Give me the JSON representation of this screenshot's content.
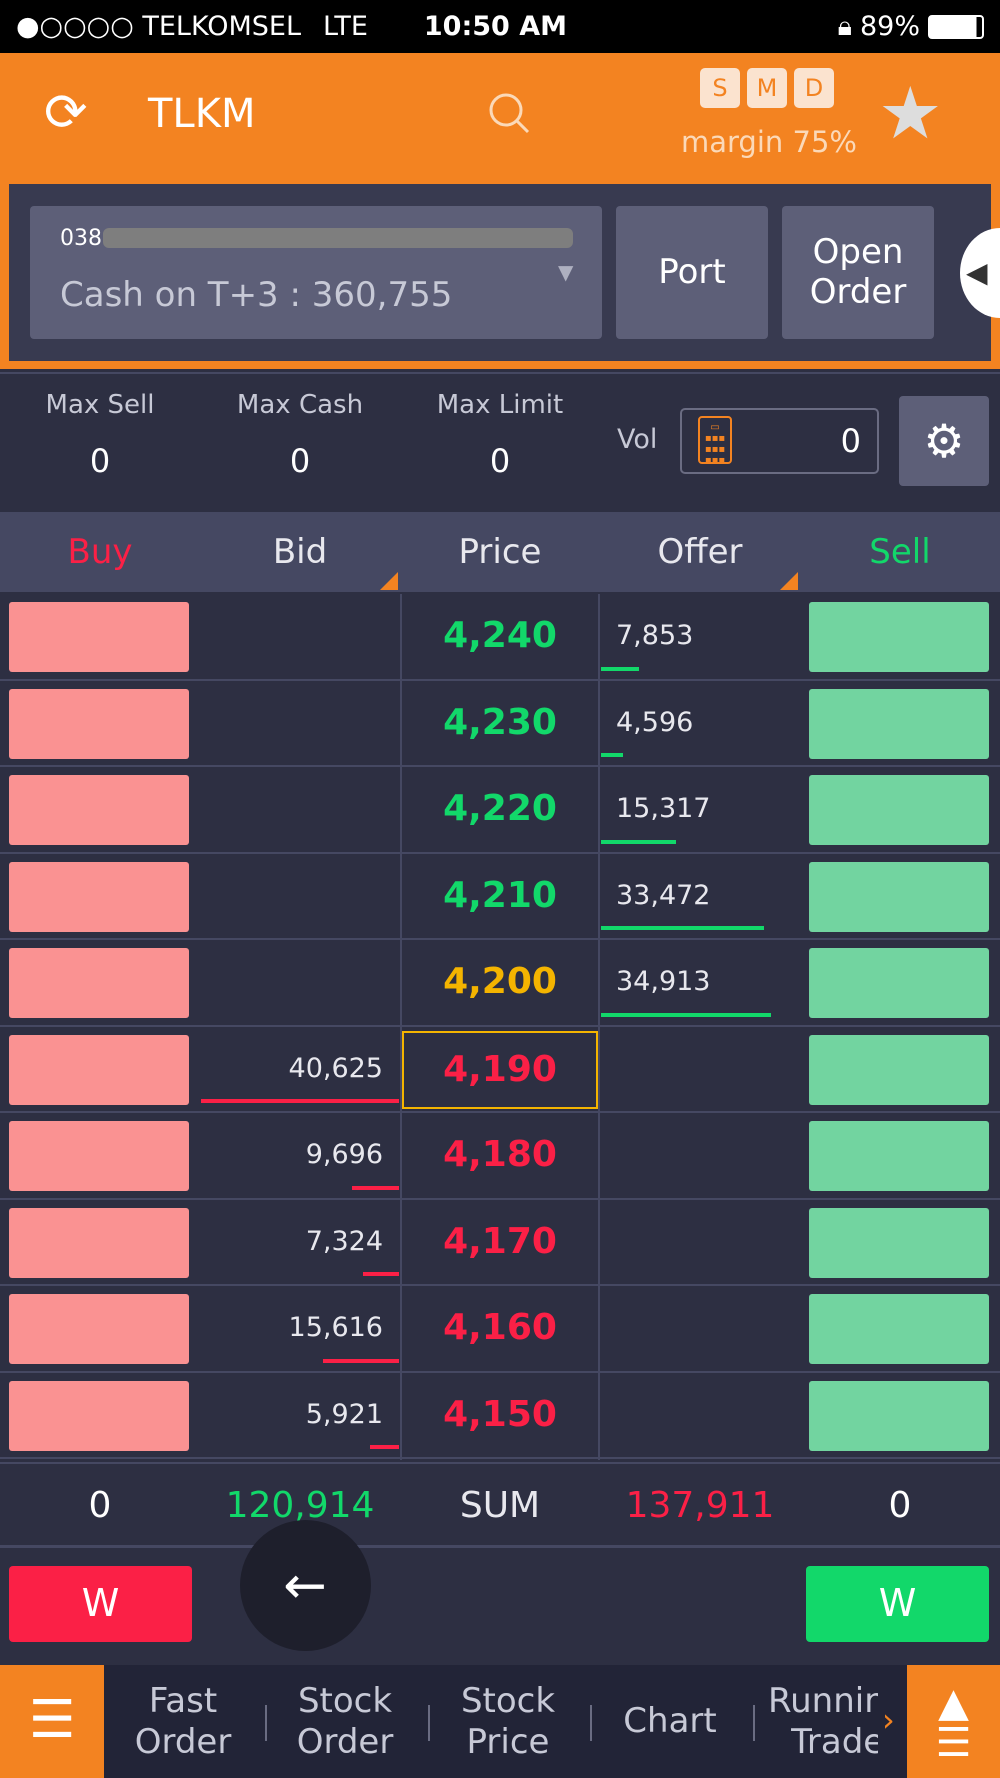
{
  "status_bar": {
    "carrier": "●○○○○ TELKOMSEL",
    "network": "LTE",
    "time": "10:50 AM",
    "battery": "89%"
  },
  "header": {
    "symbol": "TLKM",
    "badges": [
      "S",
      "M",
      "D"
    ],
    "margin": "margin 75%"
  },
  "account": {
    "number": "038",
    "cash": "Cash on T+3 : 360,755",
    "port": "Port",
    "open_order": "Open\nOrder"
  },
  "stats": {
    "max_sell_label": "Max Sell",
    "max_sell": "0",
    "max_cash_label": "Max Cash",
    "max_cash": "0",
    "max_limit_label": "Max Limit",
    "max_limit": "0",
    "vol_label": "Vol",
    "vol": "0"
  },
  "columns": {
    "buy": "Buy",
    "bid": "Bid",
    "price": "Price",
    "offer": "Offer",
    "sell": "Sell"
  },
  "book": [
    {
      "price": "4,240",
      "price_color": "#12d86a",
      "bid": "",
      "offer": "7,853",
      "offer_vol": 7853,
      "bid_vol": 0
    },
    {
      "price": "4,230",
      "price_color": "#12d86a",
      "bid": "",
      "offer": "4,596",
      "offer_vol": 4596,
      "bid_vol": 0
    },
    {
      "price": "4,220",
      "price_color": "#12d86a",
      "bid": "",
      "offer": "15,317",
      "offer_vol": 15317,
      "bid_vol": 0
    },
    {
      "price": "4,210",
      "price_color": "#12d86a",
      "bid": "",
      "offer": "33,472",
      "offer_vol": 33472,
      "bid_vol": 0
    },
    {
      "price": "4,200",
      "price_color": "#f4b400",
      "bid": "",
      "offer": "34,913",
      "offer_vol": 34913,
      "bid_vol": 0
    },
    {
      "price": "4,190",
      "price_color": "#fb2046",
      "bid": "40,625",
      "offer": "",
      "offer_vol": 0,
      "bid_vol": 40625,
      "selected": true
    },
    {
      "price": "4,180",
      "price_color": "#fb2046",
      "bid": "9,696",
      "offer": "",
      "offer_vol": 0,
      "bid_vol": 9696
    },
    {
      "price": "4,170",
      "price_color": "#fb2046",
      "bid": "7,324",
      "offer": "",
      "offer_vol": 0,
      "bid_vol": 7324
    },
    {
      "price": "4,160",
      "price_color": "#fb2046",
      "bid": "15,616",
      "offer": "",
      "offer_vol": 0,
      "bid_vol": 15616
    },
    {
      "price": "4,150",
      "price_color": "#fb2046",
      "bid": "5,921",
      "offer": "",
      "offer_vol": 0,
      "bid_vol": 5921
    }
  ],
  "sum": {
    "buy": "0",
    "bid": "120,914",
    "label": "SUM",
    "offer": "137,911",
    "sell": "0"
  },
  "actions": {
    "buy_w": "W",
    "sell_w": "W"
  },
  "nav": {
    "items": [
      "Fast\nOrder",
      "Stock\nOrder",
      "Stock\nPrice",
      "Chart",
      "Running\nTrade"
    ]
  }
}
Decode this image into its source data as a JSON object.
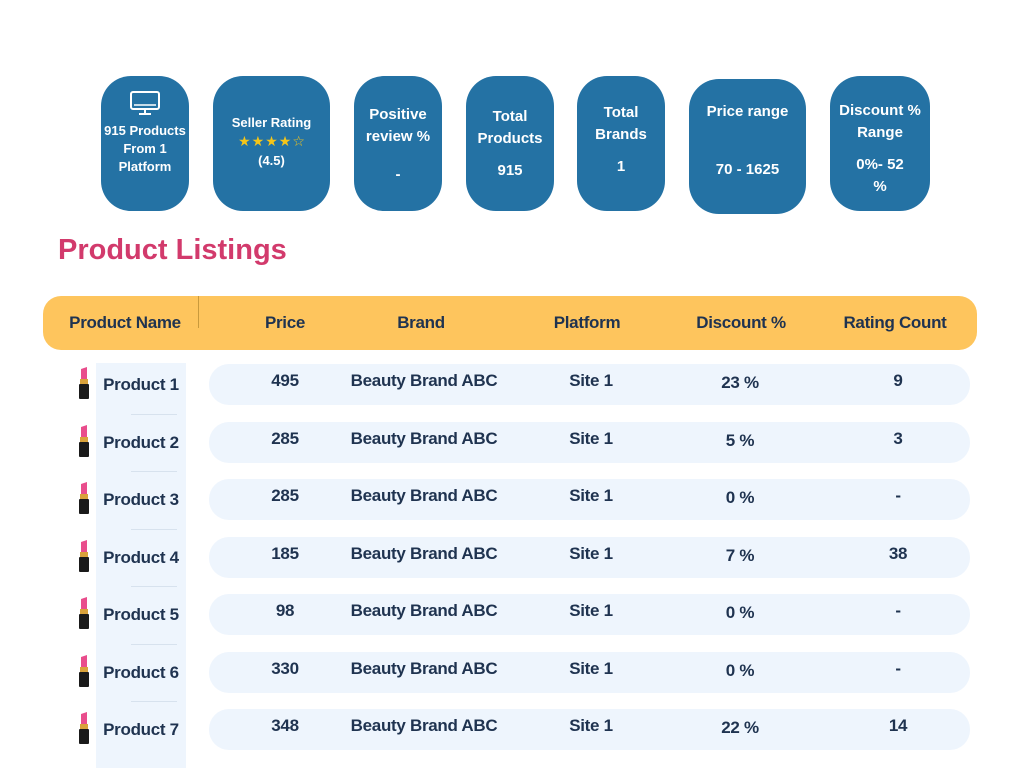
{
  "stats": {
    "products": {
      "label": "915 Products From 1 Platform",
      "icon": "monitor-icon"
    },
    "rating": {
      "label": "Seller Rating",
      "stars": 4,
      "max_stars": 5,
      "value": "(4.5)"
    },
    "positive": {
      "label": "Positive review %",
      "value": "-"
    },
    "total_products": {
      "label": "Total Products",
      "value": "915"
    },
    "brands": {
      "label": "Total Brands",
      "value": "1"
    },
    "price": {
      "label": "Price range",
      "value": "70 - 1625"
    },
    "discount": {
      "label": "Discount % Range",
      "value": "0%- 52 %"
    }
  },
  "section_title": "Product Listings",
  "columns": {
    "name": "Product Name",
    "price": "Price",
    "brand": "Brand",
    "platform": "Platform",
    "discount": "Discount %",
    "count": "Rating  Count"
  },
  "rows": [
    {
      "name": "Product 1",
      "price": "495",
      "brand": "Beauty Brand ABC",
      "platform": "Site 1",
      "discount": "23 %",
      "count": "9"
    },
    {
      "name": "Product  2",
      "price": "285",
      "brand": "Beauty Brand ABC",
      "platform": "Site 1",
      "discount": "5 %",
      "count": "3"
    },
    {
      "name": "Product 3",
      "price": "285",
      "brand": "Beauty Brand ABC",
      "platform": "Site 1",
      "discount": "0 %",
      "count": "-"
    },
    {
      "name": "Product 4",
      "price": "185",
      "brand": "Beauty Brand ABC",
      "platform": "Site 1",
      "discount": "7 %",
      "count": "38"
    },
    {
      "name": "Product 5",
      "price": "98",
      "brand": "Beauty Brand ABC",
      "platform": "Site 1",
      "discount": "0 %",
      "count": "-"
    },
    {
      "name": "Product 6",
      "price": "330",
      "brand": "Beauty Brand ABC",
      "platform": "Site 1",
      "discount": "0 %",
      "count": "-"
    },
    {
      "name": "Product 7",
      "price": "348",
      "brand": "Beauty Brand ABC",
      "platform": "Site 1",
      "discount": "22 %",
      "count": "14"
    }
  ],
  "colors": {
    "card": "#2472a4",
    "header": "#fec55d",
    "title": "#d23a6c",
    "row": "#eef5fd",
    "text": "#1f3350"
  }
}
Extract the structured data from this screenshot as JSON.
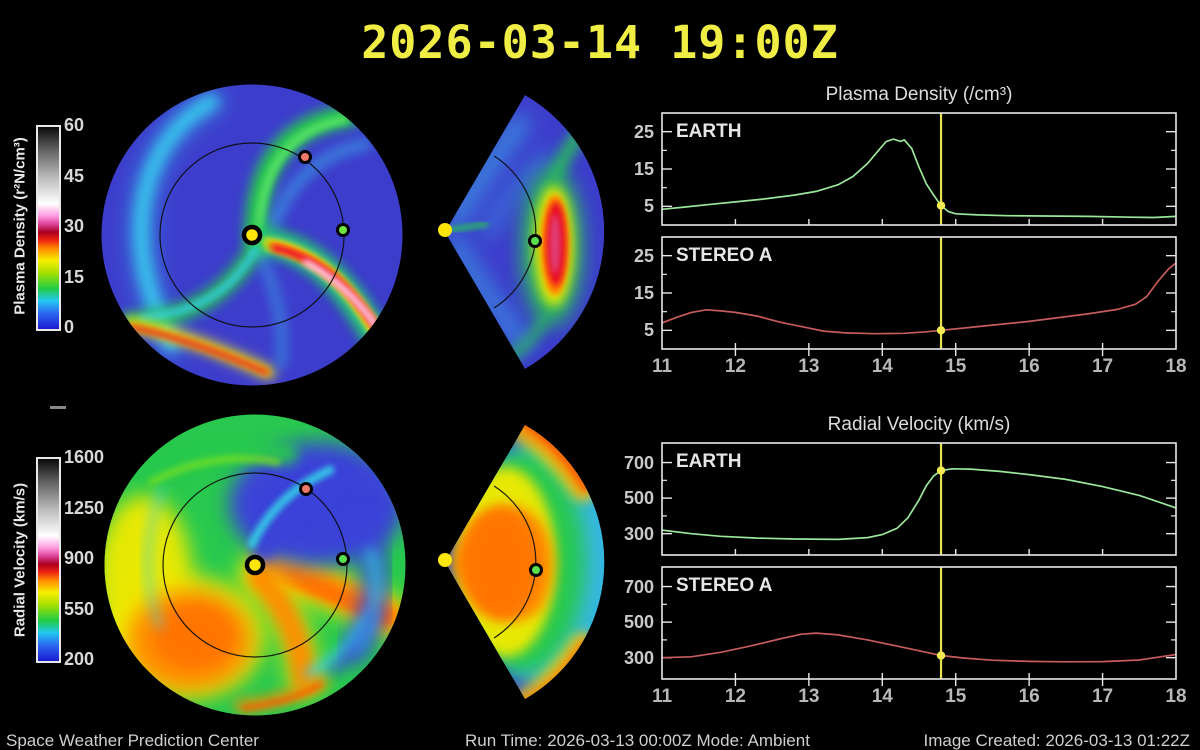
{
  "title": "2026-03-14 19:00Z",
  "colorbars": {
    "density": {
      "label": "Plasma Density (r²N/cm³)",
      "ticks": [
        "60",
        "45",
        "30",
        "15",
        "0"
      ]
    },
    "velocity": {
      "label": "Radial Velocity (km/s)",
      "ticks": [
        "1600",
        "1250",
        "900",
        "550",
        "200"
      ]
    },
    "colormap_stops": [
      [
        "#1b1bd0",
        0
      ],
      [
        "#2b6bf0",
        8
      ],
      [
        "#22c8f0",
        14
      ],
      [
        "#22cc44",
        20
      ],
      [
        "#a8e000",
        28
      ],
      [
        "#f8ee00",
        34
      ],
      [
        "#ff8800",
        40
      ],
      [
        "#ee2211",
        44
      ],
      [
        "#aa0022",
        48
      ],
      [
        "#dd4499",
        52
      ],
      [
        "#ff9ae0",
        56
      ],
      [
        "#ffffff",
        62
      ],
      [
        "#bbbbbb",
        75
      ],
      [
        "#666666",
        88
      ],
      [
        "#0a0a0a",
        100
      ]
    ]
  },
  "chart_data": [
    {
      "id": "plasma-density",
      "type": "line",
      "title": "Plasma Density (/cm³)",
      "xlim": [
        11,
        18
      ],
      "x_ticks": [
        11,
        12,
        13,
        14,
        15,
        16,
        17,
        18
      ],
      "vline_x": 14.8,
      "vline_color": "#e8e34a",
      "panels": [
        {
          "label": "EARTH",
          "color": "#9ae69a",
          "ylim": [
            0,
            30
          ],
          "y_ticks": [
            5,
            15,
            25
          ],
          "y_minor_ticks": [
            10,
            20
          ],
          "marker_y": 5.2,
          "points": [
            [
              11,
              4.2
            ],
            [
              11.3,
              4.8
            ],
            [
              11.6,
              5.4
            ],
            [
              12,
              6.2
            ],
            [
              12.4,
              7.0
            ],
            [
              12.8,
              8.0
            ],
            [
              13.1,
              9.0
            ],
            [
              13.4,
              10.8
            ],
            [
              13.6,
              13.0
            ],
            [
              13.8,
              16.5
            ],
            [
              13.95,
              20.0
            ],
            [
              14.05,
              22.3
            ],
            [
              14.15,
              23.0
            ],
            [
              14.25,
              22.4
            ],
            [
              14.3,
              22.8
            ],
            [
              14.4,
              20.5
            ],
            [
              14.5,
              15.5
            ],
            [
              14.6,
              11.0
            ],
            [
              14.7,
              8.0
            ],
            [
              14.8,
              5.2
            ],
            [
              14.9,
              3.6
            ],
            [
              15.0,
              3.0
            ],
            [
              15.3,
              2.7
            ],
            [
              15.7,
              2.5
            ],
            [
              16.2,
              2.4
            ],
            [
              16.8,
              2.3
            ],
            [
              17.4,
              2.1
            ],
            [
              17.7,
              2.0
            ],
            [
              18,
              2.3
            ]
          ]
        },
        {
          "label": "STEREO A",
          "color": "#c65b5b",
          "ylim": [
            0,
            30
          ],
          "y_ticks": [
            5,
            15,
            25
          ],
          "y_minor_ticks": [
            10,
            20
          ],
          "marker_y": 5.0,
          "points": [
            [
              11,
              7.0
            ],
            [
              11.2,
              8.5
            ],
            [
              11.4,
              9.8
            ],
            [
              11.6,
              10.5
            ],
            [
              11.8,
              10.2
            ],
            [
              12.0,
              9.8
            ],
            [
              12.3,
              8.8
            ],
            [
              12.6,
              7.2
            ],
            [
              12.9,
              6.0
            ],
            [
              13.2,
              4.8
            ],
            [
              13.5,
              4.3
            ],
            [
              13.9,
              4.1
            ],
            [
              14.3,
              4.2
            ],
            [
              14.6,
              4.6
            ],
            [
              14.8,
              5.0
            ],
            [
              15.1,
              5.6
            ],
            [
              15.5,
              6.4
            ],
            [
              16.0,
              7.4
            ],
            [
              16.4,
              8.4
            ],
            [
              16.8,
              9.4
            ],
            [
              17.2,
              10.6
            ],
            [
              17.45,
              12.0
            ],
            [
              17.6,
              14.0
            ],
            [
              17.75,
              18.0
            ],
            [
              17.9,
              21.5
            ],
            [
              18,
              23.0
            ]
          ]
        }
      ]
    },
    {
      "id": "radial-velocity",
      "type": "line",
      "title": "Radial Velocity (km/s)",
      "xlim": [
        11,
        18
      ],
      "x_ticks": [
        11,
        12,
        13,
        14,
        15,
        16,
        17,
        18
      ],
      "vline_x": 14.8,
      "vline_color": "#e8e34a",
      "panels": [
        {
          "label": "EARTH",
          "color": "#9ae69a",
          "ylim": [
            180,
            810
          ],
          "y_ticks": [
            300,
            500,
            700
          ],
          "y_minor_ticks": [
            400,
            600
          ],
          "marker_y": 655,
          "points": [
            [
              11,
              320
            ],
            [
              11.4,
              300
            ],
            [
              11.8,
              285
            ],
            [
              12.3,
              275
            ],
            [
              12.8,
              270
            ],
            [
              13.4,
              268
            ],
            [
              13.8,
              278
            ],
            [
              14.0,
              295
            ],
            [
              14.2,
              330
            ],
            [
              14.35,
              390
            ],
            [
              14.5,
              490
            ],
            [
              14.6,
              570
            ],
            [
              14.7,
              625
            ],
            [
              14.8,
              655
            ],
            [
              14.95,
              665
            ],
            [
              15.2,
              663
            ],
            [
              15.6,
              650
            ],
            [
              16.0,
              632
            ],
            [
              16.5,
              605
            ],
            [
              17.0,
              565
            ],
            [
              17.5,
              515
            ],
            [
              18,
              445
            ]
          ]
        },
        {
          "label": "STEREO A",
          "color": "#c65b5b",
          "ylim": [
            180,
            810
          ],
          "y_ticks": [
            300,
            500,
            700
          ],
          "y_minor_ticks": [
            400,
            600
          ],
          "marker_y": 312,
          "points": [
            [
              11,
              300
            ],
            [
              11.4,
              305
            ],
            [
              11.8,
              330
            ],
            [
              12.2,
              365
            ],
            [
              12.6,
              405
            ],
            [
              12.9,
              432
            ],
            [
              13.1,
              438
            ],
            [
              13.4,
              428
            ],
            [
              13.8,
              400
            ],
            [
              14.2,
              365
            ],
            [
              14.6,
              330
            ],
            [
              14.8,
              312
            ],
            [
              15.1,
              298
            ],
            [
              15.5,
              286
            ],
            [
              16.0,
              279
            ],
            [
              16.5,
              277
            ],
            [
              17.0,
              278
            ],
            [
              17.5,
              287
            ],
            [
              18,
              318
            ]
          ]
        }
      ]
    }
  ],
  "footer": {
    "left": "Space Weather Prediction Center",
    "center": "Run Time: 2026-03-13 00:00Z  Mode: Ambient",
    "right": "Image Created: 2026-03-13 01:22Z"
  }
}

* * * *

(Brief): Copy down every line of the material above that includes the string "name".

(Exercise answer):
    "name": "Product Name",
      "name": "Product 1",
      "name": "Product  2",
      "name": "Product 3",
      "name": "Product 4",
      "name": "Product 5",
      "name": "Product 6",
      "name": "Product 7",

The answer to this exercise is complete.